Goal:
Tally every line of the material that includes "color", then give the tally and nothing else.

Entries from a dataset
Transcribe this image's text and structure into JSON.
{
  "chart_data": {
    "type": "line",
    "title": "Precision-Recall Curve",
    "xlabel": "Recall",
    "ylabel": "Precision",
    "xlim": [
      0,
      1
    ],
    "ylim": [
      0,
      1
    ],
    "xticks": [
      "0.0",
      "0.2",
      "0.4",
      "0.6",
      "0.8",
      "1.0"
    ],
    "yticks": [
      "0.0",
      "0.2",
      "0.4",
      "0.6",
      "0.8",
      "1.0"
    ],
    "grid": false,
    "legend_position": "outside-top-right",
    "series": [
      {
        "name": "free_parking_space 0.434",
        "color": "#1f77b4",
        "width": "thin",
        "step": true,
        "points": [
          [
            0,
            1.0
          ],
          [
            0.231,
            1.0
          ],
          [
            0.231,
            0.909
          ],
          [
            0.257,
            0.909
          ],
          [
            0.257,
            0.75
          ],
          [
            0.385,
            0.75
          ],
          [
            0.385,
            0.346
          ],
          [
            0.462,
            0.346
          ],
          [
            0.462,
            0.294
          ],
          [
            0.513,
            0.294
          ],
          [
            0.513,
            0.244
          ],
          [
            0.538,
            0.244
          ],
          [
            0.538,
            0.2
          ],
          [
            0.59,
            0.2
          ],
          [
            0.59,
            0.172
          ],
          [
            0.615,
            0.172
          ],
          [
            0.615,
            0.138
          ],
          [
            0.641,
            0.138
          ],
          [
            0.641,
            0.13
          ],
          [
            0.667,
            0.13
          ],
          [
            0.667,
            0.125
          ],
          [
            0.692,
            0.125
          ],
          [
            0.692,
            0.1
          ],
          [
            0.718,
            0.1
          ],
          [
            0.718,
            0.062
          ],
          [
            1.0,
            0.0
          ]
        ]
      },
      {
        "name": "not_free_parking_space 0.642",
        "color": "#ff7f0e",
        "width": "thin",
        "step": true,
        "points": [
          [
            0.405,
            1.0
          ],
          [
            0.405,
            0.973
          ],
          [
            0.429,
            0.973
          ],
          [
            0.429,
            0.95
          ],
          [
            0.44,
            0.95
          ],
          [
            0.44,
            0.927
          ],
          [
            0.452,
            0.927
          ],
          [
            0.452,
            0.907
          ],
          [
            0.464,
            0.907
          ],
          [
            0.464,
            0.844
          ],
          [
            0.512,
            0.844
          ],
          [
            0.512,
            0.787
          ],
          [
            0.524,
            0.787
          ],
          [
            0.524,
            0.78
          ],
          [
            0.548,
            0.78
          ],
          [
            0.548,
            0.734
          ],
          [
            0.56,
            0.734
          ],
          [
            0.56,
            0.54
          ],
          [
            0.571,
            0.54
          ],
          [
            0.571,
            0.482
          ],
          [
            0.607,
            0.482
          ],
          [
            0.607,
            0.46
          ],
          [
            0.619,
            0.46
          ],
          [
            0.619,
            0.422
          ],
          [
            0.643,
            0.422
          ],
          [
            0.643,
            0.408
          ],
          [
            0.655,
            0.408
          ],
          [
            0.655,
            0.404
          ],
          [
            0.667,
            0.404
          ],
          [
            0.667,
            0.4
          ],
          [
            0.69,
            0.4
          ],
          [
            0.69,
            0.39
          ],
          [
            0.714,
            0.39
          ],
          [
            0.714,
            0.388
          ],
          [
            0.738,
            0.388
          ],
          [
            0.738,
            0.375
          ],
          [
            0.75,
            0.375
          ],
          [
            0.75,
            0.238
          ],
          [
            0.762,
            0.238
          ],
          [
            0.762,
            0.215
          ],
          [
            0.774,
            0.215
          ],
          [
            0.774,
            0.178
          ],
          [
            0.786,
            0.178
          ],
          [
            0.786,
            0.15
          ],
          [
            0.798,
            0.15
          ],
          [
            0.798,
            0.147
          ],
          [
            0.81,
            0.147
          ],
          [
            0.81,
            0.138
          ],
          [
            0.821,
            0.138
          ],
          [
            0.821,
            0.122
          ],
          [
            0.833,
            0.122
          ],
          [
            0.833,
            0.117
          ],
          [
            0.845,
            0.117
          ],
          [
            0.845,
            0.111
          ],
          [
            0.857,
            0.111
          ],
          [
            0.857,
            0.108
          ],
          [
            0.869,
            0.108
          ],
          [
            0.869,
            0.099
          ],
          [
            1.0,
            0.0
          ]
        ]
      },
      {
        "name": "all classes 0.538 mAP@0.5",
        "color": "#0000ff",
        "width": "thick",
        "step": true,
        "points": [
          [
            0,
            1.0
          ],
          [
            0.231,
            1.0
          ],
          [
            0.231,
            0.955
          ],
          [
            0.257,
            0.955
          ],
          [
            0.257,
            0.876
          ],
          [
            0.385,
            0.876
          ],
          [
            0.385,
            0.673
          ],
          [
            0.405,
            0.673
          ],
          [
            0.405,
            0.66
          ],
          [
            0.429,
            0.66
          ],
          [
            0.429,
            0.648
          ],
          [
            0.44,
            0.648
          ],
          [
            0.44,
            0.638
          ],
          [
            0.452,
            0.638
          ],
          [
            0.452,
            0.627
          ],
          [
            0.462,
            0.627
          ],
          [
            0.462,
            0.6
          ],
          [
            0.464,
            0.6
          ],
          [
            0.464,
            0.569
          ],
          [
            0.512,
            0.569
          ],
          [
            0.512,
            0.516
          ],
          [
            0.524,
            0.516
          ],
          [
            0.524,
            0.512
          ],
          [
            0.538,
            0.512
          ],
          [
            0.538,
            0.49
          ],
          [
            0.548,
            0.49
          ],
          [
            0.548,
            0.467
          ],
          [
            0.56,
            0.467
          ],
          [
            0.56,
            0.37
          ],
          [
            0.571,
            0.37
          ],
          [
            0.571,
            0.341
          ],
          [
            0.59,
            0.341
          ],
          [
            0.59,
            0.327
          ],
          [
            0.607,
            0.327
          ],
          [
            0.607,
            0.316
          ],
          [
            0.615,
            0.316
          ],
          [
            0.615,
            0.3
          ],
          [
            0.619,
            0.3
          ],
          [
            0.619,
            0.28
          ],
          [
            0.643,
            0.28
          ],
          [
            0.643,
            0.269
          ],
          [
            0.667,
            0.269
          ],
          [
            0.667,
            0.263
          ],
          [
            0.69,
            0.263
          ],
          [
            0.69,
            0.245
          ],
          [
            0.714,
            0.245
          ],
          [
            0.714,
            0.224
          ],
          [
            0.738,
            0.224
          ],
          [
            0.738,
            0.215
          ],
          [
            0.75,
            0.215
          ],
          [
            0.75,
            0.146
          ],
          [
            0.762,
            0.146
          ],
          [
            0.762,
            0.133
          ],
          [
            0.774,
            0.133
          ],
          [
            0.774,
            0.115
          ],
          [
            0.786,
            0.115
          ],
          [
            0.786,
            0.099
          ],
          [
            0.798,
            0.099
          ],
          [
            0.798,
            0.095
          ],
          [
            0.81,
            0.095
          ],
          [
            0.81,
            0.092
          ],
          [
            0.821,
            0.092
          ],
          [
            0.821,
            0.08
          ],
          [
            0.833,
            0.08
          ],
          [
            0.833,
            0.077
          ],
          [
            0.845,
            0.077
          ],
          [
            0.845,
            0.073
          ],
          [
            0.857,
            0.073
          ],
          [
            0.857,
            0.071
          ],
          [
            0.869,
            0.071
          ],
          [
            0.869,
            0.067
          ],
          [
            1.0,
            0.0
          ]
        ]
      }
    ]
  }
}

Answer to this problem:
3